▸ EXERCISE TASK
Reproduce each line that includes the word "with".

▸ DATA PROVIDED
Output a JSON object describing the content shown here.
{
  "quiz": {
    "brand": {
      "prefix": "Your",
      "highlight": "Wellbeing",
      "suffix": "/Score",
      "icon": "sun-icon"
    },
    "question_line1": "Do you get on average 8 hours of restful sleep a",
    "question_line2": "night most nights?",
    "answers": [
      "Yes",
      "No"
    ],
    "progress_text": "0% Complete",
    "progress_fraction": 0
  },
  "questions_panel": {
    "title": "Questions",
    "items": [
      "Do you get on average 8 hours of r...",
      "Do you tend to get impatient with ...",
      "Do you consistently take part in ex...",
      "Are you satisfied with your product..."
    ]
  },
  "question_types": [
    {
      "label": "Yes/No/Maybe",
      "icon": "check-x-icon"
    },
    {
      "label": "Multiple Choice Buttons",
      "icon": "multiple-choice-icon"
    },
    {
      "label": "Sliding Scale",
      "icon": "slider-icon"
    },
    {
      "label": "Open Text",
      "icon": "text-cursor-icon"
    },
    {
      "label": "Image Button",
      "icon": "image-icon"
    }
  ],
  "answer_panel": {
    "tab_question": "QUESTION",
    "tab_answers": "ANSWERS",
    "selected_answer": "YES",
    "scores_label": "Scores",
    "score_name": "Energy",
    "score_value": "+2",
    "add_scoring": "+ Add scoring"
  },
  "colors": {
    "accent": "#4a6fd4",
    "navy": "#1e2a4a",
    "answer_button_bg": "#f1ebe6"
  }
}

▸ EXPECTED ANSWER
      "Do you tend to get impatient with ...",
      "Are you satisfied with your product..."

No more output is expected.